* EXERCISE REQUIREMENTS *
Your task is to give the data again, exactly, with every line intact.

+--

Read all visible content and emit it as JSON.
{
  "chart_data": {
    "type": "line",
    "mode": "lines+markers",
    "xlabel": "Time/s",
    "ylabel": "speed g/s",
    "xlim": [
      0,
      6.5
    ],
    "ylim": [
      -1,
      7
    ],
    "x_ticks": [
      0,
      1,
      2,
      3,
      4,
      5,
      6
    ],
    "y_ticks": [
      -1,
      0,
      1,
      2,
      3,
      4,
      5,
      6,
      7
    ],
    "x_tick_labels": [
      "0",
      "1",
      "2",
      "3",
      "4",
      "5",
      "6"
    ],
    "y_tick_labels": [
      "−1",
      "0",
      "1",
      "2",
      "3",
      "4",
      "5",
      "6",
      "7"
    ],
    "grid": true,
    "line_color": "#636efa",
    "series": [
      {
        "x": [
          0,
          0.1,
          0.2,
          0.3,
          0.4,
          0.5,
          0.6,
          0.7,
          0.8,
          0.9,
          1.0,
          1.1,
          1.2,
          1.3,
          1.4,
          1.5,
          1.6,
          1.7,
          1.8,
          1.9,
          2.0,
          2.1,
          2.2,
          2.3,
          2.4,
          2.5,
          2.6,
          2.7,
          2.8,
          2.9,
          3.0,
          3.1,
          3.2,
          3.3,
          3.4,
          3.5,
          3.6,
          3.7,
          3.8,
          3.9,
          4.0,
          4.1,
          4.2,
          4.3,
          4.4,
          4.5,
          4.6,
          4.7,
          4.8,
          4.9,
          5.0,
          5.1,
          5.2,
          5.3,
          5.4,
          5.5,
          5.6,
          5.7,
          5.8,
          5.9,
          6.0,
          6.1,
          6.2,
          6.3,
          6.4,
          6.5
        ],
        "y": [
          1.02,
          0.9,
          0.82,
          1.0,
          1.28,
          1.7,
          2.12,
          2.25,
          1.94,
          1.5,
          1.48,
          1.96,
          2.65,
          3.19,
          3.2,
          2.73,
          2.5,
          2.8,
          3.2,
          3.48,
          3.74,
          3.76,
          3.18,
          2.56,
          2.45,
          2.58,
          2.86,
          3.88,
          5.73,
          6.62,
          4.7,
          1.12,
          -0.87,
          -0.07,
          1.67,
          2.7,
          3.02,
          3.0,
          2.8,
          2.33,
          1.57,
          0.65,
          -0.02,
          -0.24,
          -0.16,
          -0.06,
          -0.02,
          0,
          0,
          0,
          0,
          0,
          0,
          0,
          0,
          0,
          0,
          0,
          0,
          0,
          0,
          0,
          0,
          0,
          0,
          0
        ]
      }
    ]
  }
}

+--

* WORKED ANSWER *
Read all visible content and emit it as JSON.
{
  "chart_data": {
    "type": "line",
    "mode": "lines+markers",
    "xlabel": "Time/s",
    "ylabel": "speed g/s",
    "xlim": [
      0,
      6.5
    ],
    "ylim": [
      -1,
      7
    ],
    "x_ticks": [
      0,
      1,
      2,
      3,
      4,
      5,
      6
    ],
    "y_ticks": [
      -1,
      0,
      1,
      2,
      3,
      4,
      5,
      6,
      7
    ],
    "x_tick_labels": [
      "0",
      "1",
      "2",
      "3",
      "4",
      "5",
      "6"
    ],
    "y_tick_labels": [
      "−1",
      "0",
      "1",
      "2",
      "3",
      "4",
      "5",
      "6",
      "7"
    ],
    "grid": true,
    "line_color": "#636efa",
    "series": [
      {
        "x": [
          0,
          0.1,
          0.2,
          0.3,
          0.4,
          0.5,
          0.6,
          0.7,
          0.8,
          0.9,
          1.0,
          1.1,
          1.2,
          1.3,
          1.4,
          1.5,
          1.6,
          1.7,
          1.8,
          1.9,
          2.0,
          2.1,
          2.2,
          2.3,
          2.4,
          2.5,
          2.6,
          2.7,
          2.8,
          2.9,
          3.0,
          3.1,
          3.2,
          3.3,
          3.4,
          3.5,
          3.6,
          3.7,
          3.8,
          3.9,
          4.0,
          4.1,
          4.2,
          4.3,
          4.4,
          4.5,
          4.6,
          4.7,
          4.8,
          4.9,
          5.0,
          5.1,
          5.2,
          5.3,
          5.4,
          5.5,
          5.6,
          5.7,
          5.8,
          5.9,
          6.0,
          6.1,
          6.2,
          6.3,
          6.4,
          6.5
        ],
        "y": [
          1.02,
          0.9,
          0.82,
          1.0,
          1.28,
          1.7,
          2.12,
          2.25,
          1.94,
          1.5,
          1.48,
          1.96,
          2.65,
          3.19,
          3.2,
          2.73,
          2.5,
          2.8,
          3.2,
          3.48,
          3.74,
          3.76,
          3.18,
          2.56,
          2.45,
          2.58,
          2.86,
          3.88,
          5.73,
          6.62,
          4.7,
          1.12,
          -0.87,
          -0.07,
          1.67,
          2.7,
          3.02,
          3.0,
          2.8,
          2.33,
          1.57,
          0.65,
          -0.02,
          -0.24,
          -0.16,
          -0.06,
          -0.02,
          0,
          0,
          0,
          0,
          0,
          0,
          0,
          0,
          0,
          0,
          0,
          0,
          0,
          0,
          0,
          0,
          0,
          0,
          0
        ]
      }
    ]
  }
}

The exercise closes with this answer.